Repeat every line exactly, keeping the pictures out of the copy.

>>>>>

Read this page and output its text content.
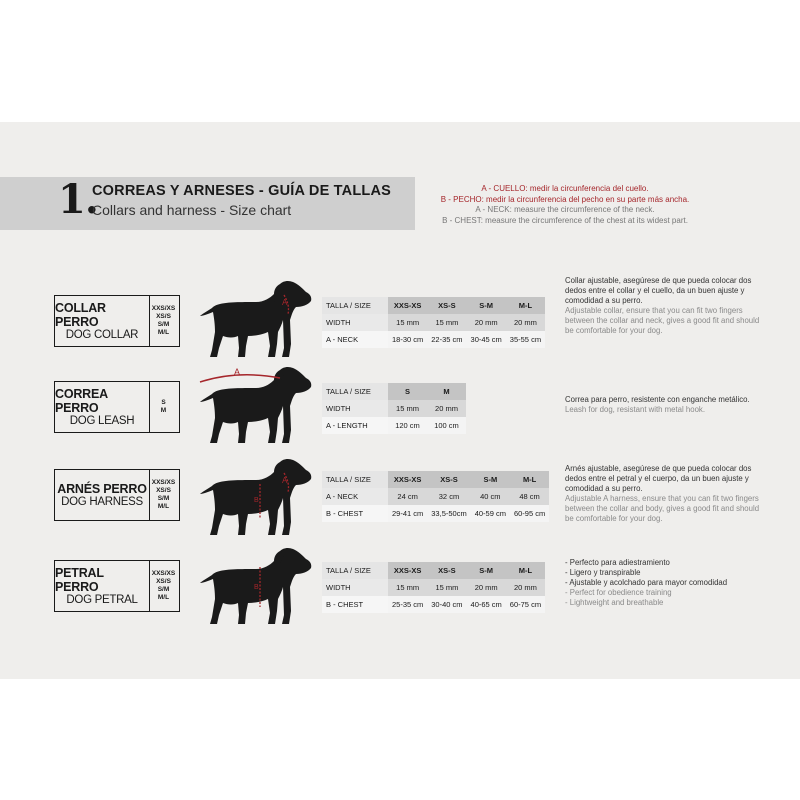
1.
CORREAS Y ARNESES - GUÍA DE TALLAS
Collars and harness - Size chart
A - CUELLO: medir la circunferencia del cuello.
B - PECHO: medir la circunferencia del pecho en su parte más ancha.
A - NECK: measure the circumference of the neck.
B - CHEST: measure the circumference of the chest at its widest part.
COLLAR PERRO
DOG COLLAR
XXS/XS
XS/S
S/M
M/L
A	TALLA / SIZE	XXS-XS	XS-S	S-M	M-L
WIDTH	15 mm	15 mm	20 mm	20 mm
A - NECK	18-30 cm	22-35 cm	30-45 cm	35-55 cm
Collar ajustable, asegúrese de que pueda colocar dos dedos entre el collar y el cuello, da un buen ajuste y comodidad a su perro.
Adjustable collar, ensure that you can fit two fingers between the collar and neck, gives a good fit and should be comfortable for your dog.
CORREA PERRO
DOG LEASH
S
M
A
TALLA / SIZE	S	M
WIDTH	15 mm	20 mm
A - LENGTH	120 cm	100 cm
Correa para perro, resistente con enganche metálico.
Leash for dog, resistant with metal hook.
ARNÉS PERRO
DOG HARNESS
XXS/XS
XS/S
S/M
M/L
A
B
TALLA / SIZE	XXS-XS	XS-S	S-M	M-L
A - NECK	24 cm	32 cm	40 cm	48 cm
B - CHEST	29-41 cm	33,5-50cm	40-59 cm	60-95 cm
Arnés ajustable, asegúrese de que pueda colocar dos dedos entre el petral y el cuerpo, da un buen ajuste y comodidad a su perro.
Adjustable A harness, ensure that you can fit two fingers between the collar and body, gives a good fit and should be comfortable for your dog.
PETRAL PERRO
DOG PETRAL
XXS/XS
XS/S
S/M
M/L
B
TALLA / SIZE	XXS-XS	XS-S	S-M	M-L
WIDTH	15 mm	15 mm	20 mm	20 mm
B - CHEST	25-35 cm	30-40 cm	40-65 cm	60-75 cm
- Perfecto para adiestramiento
- Ligero y transpirable
- Ajustable y acolchado para mayor comodidad
- Perfect for obedience training
- Lightweight and breathable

<<<<<

◆ The response:
Read this page and output its text content.
1.
CORREAS Y ARNESES - GUÍA DE TALLAS
Collars and harness - Size chart
A - CUELLO: medir la circunferencia del cuello.
B - PECHO: medir la circunferencia del pecho en su parte más ancha.
A - NECK: measure the circumference of the neck.
B - CHEST: measure the circumference of the chest at its widest part.
COLLAR PERRO
DOG COLLAR
XXS/XS
XS/S
S/M
M/L
A	TALLA / SIZE	XXS-XS	XS-S	S-M	M-L
WIDTH	15 mm	15 mm	20 mm	20 mm
A - NECK	18-30 cm	22-35 cm	30-45 cm	35-55 cm
Collar ajustable, asegúrese de que pueda colocar dos dedos entre el collar y el cuello, da un buen ajuste y comodidad a su perro.
Adjustable collar, ensure that you can fit two fingers between the collar and neck, gives a good fit and should be comfortable for your dog.
CORREA PERRO
DOG LEASH
S
M
A
TALLA / SIZE	S	M
WIDTH	15 mm	20 mm
A - LENGTH	120 cm	100 cm
Correa para perro, resistente con enganche metálico.
Leash for dog, resistant with metal hook.
ARNÉS PERRO
DOG HARNESS
XXS/XS
XS/S
S/M
M/L
A
B
TALLA / SIZE	XXS-XS	XS-S	S-M	M-L
A - NECK	24 cm	32 cm	40 cm	48 cm
B - CHEST	29-41 cm	33,5-50cm	40-59 cm	60-95 cm
Arnés ajustable, asegúrese de que pueda colocar dos dedos entre el petral y el cuerpo, da un buen ajuste y comodidad a su perro.
Adjustable A harness, ensure that you can fit two fingers between the collar and body, gives a good fit and should be comfortable for your dog.
PETRAL PERRO
DOG PETRAL
XXS/XS
XS/S
S/M
M/L
B
TALLA / SIZE	XXS-XS	XS-S	S-M	M-L
WIDTH	15 mm	15 mm	20 mm	20 mm
B - CHEST	25-35 cm	30-40 cm	40-65 cm	60-75 cm
- Perfecto para adiestramiento
- Ligero y transpirable
- Ajustable y acolchado para mayor comodidad
- Perfect for obedience training
- Lightweight and breathable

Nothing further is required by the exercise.